### SUPPLIED DATA
* * *

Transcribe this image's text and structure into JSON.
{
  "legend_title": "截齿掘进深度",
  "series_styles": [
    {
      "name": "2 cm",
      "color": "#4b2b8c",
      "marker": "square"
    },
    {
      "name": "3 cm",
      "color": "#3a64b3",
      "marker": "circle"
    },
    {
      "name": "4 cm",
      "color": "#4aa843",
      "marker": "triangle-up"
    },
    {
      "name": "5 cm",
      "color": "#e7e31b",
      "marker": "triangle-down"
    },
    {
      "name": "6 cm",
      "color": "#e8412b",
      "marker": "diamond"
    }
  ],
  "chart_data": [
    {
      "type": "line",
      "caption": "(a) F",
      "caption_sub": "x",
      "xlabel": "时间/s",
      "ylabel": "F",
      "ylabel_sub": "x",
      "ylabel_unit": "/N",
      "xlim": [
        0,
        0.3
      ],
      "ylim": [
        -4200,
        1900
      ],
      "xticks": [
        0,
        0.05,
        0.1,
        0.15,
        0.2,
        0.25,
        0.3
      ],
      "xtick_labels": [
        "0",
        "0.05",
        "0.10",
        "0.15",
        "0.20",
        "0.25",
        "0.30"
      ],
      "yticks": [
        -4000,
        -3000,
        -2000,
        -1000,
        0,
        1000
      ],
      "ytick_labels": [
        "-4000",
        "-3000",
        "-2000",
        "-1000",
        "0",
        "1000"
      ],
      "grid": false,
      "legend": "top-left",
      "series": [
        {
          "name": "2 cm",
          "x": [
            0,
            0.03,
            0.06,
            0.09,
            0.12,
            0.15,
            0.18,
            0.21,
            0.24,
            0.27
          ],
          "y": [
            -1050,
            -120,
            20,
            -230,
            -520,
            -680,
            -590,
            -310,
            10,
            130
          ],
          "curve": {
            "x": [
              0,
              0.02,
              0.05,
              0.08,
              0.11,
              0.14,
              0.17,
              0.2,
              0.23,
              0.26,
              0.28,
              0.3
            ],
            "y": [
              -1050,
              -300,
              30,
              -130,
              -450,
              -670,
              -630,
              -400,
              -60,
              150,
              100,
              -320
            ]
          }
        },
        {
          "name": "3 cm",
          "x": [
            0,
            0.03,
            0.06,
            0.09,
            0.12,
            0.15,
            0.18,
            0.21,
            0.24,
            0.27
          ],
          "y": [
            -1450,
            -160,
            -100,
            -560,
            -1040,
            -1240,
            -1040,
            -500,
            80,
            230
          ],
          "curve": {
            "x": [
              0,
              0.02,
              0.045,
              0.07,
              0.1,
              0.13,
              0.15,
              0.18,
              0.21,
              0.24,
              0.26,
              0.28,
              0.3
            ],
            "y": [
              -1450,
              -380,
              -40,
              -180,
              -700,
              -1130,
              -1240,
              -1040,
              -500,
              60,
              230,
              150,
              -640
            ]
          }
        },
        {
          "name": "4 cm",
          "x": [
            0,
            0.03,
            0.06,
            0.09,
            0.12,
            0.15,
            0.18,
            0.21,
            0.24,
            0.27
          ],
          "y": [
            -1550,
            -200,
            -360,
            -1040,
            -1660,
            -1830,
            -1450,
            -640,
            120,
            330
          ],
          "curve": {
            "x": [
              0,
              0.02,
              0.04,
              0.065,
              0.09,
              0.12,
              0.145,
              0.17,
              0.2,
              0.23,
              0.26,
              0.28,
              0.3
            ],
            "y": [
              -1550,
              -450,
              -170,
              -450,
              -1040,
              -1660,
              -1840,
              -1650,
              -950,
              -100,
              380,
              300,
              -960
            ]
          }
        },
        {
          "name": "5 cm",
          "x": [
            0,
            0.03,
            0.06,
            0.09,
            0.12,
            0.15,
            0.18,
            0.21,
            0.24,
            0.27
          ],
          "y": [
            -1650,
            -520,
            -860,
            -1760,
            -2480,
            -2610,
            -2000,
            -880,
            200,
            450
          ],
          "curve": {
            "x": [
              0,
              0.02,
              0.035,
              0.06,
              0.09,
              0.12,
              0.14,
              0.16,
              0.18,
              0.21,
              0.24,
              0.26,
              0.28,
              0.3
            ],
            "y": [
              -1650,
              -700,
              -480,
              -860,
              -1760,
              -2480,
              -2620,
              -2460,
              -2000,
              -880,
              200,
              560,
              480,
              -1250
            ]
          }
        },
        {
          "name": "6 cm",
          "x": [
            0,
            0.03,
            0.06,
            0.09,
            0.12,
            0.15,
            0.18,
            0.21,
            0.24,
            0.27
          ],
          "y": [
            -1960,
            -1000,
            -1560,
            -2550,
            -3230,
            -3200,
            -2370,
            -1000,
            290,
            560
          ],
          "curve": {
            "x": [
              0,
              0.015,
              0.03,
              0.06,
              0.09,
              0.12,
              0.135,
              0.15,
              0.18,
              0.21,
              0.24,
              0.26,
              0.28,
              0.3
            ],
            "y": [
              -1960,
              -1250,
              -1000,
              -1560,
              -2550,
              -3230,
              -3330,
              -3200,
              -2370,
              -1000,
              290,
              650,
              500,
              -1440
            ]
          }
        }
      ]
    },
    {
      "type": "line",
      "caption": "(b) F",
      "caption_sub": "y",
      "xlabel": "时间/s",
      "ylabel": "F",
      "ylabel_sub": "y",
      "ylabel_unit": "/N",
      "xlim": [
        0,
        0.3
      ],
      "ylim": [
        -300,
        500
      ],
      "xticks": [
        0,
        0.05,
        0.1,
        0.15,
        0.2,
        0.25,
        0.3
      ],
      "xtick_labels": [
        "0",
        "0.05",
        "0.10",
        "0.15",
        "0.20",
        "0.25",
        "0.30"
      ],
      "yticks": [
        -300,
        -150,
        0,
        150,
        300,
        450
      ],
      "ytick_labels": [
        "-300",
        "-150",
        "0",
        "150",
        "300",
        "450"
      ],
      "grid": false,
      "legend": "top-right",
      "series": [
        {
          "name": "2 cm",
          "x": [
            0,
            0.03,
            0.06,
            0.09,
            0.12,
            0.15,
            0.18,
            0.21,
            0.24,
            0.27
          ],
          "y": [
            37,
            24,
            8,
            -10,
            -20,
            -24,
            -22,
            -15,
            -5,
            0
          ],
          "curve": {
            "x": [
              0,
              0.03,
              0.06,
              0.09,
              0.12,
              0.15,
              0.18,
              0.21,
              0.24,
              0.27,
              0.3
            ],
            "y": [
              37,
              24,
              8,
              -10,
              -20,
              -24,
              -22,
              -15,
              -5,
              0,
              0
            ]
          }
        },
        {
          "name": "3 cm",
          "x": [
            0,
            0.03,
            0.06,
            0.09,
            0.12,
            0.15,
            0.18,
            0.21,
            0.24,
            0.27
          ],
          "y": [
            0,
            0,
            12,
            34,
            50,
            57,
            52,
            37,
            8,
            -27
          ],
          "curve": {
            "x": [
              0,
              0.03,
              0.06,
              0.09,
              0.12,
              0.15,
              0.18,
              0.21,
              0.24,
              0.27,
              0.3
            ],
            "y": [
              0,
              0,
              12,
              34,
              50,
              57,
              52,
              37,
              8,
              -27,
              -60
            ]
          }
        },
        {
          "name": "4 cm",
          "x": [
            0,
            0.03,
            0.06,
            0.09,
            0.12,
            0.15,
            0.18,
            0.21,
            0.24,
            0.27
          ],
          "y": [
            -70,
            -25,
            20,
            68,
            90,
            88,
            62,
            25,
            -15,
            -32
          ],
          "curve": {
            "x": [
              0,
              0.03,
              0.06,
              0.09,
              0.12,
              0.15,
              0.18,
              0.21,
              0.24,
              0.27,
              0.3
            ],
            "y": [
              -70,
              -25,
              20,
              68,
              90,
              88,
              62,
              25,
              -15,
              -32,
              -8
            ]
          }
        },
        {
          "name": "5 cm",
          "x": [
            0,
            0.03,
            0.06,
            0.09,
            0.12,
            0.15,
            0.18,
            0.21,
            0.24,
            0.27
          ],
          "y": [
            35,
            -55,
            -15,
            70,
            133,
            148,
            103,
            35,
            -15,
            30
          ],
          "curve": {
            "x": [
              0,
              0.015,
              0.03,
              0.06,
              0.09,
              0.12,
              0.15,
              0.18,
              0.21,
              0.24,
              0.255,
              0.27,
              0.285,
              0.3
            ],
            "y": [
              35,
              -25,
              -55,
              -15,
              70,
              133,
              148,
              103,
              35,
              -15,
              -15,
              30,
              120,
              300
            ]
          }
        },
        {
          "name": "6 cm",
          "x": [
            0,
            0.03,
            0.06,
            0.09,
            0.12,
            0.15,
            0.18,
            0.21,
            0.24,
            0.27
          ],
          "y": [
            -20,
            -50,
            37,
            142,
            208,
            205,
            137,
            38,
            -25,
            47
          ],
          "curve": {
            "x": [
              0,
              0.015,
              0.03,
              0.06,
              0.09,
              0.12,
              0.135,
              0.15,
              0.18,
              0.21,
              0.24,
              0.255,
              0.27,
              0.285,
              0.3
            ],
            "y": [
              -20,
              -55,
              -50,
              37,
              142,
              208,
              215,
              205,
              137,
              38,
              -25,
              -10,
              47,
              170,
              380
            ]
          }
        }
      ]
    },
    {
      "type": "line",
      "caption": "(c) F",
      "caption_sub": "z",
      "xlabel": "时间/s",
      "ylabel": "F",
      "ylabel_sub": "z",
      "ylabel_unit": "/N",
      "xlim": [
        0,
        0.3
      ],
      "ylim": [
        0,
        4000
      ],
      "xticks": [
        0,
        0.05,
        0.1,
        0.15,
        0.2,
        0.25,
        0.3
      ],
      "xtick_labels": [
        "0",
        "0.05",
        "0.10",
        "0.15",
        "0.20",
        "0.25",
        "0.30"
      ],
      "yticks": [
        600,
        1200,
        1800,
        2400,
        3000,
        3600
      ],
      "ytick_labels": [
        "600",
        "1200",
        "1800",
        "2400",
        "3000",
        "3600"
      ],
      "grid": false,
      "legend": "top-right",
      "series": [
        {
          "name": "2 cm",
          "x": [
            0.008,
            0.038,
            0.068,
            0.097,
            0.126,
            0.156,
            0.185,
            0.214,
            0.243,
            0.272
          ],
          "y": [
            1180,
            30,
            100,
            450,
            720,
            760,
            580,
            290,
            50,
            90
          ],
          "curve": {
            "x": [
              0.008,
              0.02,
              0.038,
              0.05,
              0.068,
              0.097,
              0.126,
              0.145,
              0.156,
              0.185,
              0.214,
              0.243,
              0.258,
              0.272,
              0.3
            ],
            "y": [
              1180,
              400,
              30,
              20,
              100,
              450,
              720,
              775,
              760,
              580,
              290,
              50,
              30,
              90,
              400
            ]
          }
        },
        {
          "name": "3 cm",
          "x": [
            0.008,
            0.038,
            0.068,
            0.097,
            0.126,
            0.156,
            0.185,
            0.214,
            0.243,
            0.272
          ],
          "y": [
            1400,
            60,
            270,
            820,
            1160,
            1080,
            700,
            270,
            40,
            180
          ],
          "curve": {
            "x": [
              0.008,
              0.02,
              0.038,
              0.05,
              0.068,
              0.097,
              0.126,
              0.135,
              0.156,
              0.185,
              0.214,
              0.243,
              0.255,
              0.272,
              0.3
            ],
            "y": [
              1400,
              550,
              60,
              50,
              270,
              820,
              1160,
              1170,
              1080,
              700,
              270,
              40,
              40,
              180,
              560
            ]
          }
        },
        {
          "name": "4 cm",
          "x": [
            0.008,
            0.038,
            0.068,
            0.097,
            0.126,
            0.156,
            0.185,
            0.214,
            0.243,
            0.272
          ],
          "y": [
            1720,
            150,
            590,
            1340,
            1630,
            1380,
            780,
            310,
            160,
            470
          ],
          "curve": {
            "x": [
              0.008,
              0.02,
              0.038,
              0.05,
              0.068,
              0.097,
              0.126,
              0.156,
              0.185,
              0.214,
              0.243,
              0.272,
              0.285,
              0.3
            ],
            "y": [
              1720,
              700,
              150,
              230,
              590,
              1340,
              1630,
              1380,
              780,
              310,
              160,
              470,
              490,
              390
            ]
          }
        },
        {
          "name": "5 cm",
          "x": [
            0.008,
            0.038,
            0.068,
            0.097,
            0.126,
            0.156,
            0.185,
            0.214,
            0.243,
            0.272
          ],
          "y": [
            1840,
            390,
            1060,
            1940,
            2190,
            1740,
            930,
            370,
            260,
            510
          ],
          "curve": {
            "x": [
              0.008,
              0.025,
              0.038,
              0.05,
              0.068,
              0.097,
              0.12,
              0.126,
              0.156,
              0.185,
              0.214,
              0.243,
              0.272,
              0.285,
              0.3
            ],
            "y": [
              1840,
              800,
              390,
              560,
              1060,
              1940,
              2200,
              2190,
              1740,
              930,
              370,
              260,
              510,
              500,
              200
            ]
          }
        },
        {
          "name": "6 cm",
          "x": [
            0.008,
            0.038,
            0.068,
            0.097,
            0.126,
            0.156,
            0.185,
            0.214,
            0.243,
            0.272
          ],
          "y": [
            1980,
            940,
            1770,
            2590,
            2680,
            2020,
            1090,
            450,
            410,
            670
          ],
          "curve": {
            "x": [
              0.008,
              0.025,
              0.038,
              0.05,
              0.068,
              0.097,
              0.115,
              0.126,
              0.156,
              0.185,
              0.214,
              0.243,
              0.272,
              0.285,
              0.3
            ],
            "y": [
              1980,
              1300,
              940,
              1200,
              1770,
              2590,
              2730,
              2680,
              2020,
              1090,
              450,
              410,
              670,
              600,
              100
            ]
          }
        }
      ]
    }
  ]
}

* * *

### TASK REQUIREMENTS
Look above for lines with the word "triangle" and copy them all.

### FULL ANSWER
      "marker": "triangle-up"
      "marker": "triangle-down"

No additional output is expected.